Return only the number of lines holding the word "name".
>> START RAW DATA
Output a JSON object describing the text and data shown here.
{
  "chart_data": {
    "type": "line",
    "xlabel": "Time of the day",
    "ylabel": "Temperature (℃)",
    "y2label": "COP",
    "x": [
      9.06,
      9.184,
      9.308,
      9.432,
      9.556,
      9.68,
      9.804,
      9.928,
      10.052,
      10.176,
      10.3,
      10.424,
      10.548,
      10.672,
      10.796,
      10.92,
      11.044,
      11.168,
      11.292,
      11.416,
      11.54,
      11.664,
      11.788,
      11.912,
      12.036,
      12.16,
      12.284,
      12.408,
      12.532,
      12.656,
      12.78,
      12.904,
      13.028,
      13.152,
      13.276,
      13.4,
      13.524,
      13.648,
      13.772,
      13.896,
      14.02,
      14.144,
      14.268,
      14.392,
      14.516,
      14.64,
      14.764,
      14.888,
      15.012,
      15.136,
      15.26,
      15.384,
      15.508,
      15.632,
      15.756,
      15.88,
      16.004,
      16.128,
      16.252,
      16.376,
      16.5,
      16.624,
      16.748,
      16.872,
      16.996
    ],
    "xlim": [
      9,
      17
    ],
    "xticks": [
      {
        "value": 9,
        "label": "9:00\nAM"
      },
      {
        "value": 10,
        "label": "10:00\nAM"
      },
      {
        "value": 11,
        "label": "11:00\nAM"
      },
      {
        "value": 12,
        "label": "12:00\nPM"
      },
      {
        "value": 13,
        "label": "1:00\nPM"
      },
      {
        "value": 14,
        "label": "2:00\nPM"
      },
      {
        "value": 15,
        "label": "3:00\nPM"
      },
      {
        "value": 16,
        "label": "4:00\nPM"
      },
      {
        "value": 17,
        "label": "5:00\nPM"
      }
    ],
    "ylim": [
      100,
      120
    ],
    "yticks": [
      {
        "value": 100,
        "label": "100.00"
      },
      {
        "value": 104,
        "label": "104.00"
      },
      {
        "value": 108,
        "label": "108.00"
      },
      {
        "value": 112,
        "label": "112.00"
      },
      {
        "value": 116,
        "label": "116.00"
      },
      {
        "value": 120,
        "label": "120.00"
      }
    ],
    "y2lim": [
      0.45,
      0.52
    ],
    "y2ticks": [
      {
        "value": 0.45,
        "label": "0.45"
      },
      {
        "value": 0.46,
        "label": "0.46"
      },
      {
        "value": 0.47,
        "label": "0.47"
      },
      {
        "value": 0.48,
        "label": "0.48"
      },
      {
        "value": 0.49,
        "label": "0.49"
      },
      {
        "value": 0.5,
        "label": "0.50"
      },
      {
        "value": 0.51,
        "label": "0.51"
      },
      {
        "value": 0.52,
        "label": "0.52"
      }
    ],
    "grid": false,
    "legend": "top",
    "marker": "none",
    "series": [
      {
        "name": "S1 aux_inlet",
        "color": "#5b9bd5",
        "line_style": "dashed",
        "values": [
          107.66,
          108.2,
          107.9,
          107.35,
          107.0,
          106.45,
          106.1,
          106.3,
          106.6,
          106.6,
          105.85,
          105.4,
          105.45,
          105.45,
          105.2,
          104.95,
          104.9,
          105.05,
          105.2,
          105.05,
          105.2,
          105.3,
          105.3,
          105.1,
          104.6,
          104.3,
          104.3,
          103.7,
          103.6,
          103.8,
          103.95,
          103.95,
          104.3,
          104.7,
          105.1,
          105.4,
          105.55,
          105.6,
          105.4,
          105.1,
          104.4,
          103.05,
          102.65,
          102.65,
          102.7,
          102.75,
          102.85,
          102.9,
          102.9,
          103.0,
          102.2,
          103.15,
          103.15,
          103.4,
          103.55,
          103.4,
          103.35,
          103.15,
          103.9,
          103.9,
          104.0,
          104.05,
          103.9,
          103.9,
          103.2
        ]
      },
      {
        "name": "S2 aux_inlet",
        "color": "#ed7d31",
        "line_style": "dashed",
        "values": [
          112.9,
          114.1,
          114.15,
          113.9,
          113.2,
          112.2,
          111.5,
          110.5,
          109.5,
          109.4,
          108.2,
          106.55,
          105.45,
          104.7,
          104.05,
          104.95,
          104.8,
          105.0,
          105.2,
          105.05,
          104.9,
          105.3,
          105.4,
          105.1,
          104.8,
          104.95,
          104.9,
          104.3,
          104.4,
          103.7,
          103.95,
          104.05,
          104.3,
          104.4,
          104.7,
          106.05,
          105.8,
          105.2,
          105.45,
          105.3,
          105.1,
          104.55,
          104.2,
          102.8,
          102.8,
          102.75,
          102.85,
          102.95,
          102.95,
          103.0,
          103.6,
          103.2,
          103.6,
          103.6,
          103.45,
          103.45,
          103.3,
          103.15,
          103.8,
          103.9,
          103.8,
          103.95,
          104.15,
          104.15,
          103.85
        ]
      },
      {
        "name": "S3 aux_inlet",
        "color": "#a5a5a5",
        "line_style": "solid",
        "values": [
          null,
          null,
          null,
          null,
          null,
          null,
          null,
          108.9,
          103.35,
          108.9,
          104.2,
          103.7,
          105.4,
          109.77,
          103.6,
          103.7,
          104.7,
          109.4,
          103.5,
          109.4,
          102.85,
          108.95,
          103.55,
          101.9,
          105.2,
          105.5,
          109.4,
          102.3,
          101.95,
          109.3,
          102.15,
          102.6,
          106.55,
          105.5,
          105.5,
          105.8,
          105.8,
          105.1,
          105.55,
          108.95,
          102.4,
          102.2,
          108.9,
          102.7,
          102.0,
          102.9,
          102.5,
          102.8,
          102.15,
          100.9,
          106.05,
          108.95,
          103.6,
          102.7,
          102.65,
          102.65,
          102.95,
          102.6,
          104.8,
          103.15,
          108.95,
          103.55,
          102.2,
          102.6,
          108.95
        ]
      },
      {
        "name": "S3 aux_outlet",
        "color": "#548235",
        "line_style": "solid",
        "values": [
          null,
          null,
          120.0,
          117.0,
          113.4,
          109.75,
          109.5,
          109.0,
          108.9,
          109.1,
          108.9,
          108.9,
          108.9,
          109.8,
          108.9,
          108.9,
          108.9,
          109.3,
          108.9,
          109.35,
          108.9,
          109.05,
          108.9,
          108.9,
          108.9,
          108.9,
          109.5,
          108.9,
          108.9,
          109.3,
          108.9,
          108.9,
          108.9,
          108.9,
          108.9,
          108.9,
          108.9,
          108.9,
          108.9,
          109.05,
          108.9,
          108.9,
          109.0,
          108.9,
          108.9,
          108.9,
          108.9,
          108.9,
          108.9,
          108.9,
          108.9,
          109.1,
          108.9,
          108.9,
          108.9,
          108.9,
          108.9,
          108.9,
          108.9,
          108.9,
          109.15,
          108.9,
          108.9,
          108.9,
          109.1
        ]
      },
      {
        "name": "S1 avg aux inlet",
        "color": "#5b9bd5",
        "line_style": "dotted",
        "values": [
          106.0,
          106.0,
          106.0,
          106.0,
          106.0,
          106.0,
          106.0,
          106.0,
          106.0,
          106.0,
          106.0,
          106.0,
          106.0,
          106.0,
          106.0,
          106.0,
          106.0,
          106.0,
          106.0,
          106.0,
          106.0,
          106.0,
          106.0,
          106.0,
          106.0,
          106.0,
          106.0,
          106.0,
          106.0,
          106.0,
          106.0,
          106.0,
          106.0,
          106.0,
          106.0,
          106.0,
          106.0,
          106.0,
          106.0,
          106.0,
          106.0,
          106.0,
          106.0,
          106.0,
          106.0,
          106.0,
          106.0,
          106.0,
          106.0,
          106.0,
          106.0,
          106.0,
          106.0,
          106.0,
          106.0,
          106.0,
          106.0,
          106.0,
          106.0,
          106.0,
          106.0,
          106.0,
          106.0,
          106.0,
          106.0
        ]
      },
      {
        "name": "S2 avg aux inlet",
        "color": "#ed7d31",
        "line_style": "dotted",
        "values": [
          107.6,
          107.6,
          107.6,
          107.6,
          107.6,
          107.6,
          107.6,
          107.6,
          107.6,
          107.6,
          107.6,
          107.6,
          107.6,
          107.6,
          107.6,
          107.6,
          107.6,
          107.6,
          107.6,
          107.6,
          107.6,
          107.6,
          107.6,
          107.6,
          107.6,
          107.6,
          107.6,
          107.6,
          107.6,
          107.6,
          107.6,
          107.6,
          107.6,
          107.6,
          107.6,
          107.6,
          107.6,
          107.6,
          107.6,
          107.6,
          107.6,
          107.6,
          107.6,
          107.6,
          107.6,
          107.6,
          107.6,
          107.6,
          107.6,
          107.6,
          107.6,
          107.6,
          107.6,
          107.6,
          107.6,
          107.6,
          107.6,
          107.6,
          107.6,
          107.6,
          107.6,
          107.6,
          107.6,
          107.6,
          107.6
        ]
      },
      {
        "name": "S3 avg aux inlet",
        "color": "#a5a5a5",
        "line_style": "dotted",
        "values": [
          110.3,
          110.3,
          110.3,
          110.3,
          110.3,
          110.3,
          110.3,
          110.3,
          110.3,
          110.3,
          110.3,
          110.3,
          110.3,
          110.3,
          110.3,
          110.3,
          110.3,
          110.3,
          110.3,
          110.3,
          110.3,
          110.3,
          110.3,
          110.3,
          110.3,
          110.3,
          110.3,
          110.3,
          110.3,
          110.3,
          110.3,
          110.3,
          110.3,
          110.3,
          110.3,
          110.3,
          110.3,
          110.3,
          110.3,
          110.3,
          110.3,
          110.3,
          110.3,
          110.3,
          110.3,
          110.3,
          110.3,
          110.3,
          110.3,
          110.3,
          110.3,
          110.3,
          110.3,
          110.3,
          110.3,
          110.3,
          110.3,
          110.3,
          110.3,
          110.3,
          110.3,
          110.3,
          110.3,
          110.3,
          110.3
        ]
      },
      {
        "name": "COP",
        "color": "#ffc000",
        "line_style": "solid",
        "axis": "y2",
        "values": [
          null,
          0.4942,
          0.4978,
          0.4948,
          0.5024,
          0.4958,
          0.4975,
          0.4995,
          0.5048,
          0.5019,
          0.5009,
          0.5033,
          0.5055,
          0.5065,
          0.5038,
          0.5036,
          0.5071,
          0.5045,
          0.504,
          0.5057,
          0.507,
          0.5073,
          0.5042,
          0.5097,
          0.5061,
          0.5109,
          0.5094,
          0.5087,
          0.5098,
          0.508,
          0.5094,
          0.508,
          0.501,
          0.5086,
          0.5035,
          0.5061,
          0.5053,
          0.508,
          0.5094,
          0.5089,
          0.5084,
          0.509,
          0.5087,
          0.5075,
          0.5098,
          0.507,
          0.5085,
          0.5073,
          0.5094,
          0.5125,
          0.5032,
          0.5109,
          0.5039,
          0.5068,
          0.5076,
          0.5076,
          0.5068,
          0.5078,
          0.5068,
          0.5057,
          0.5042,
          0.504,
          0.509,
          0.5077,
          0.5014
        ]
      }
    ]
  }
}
>> END RAW DATA
* TASK SOLUTION:
8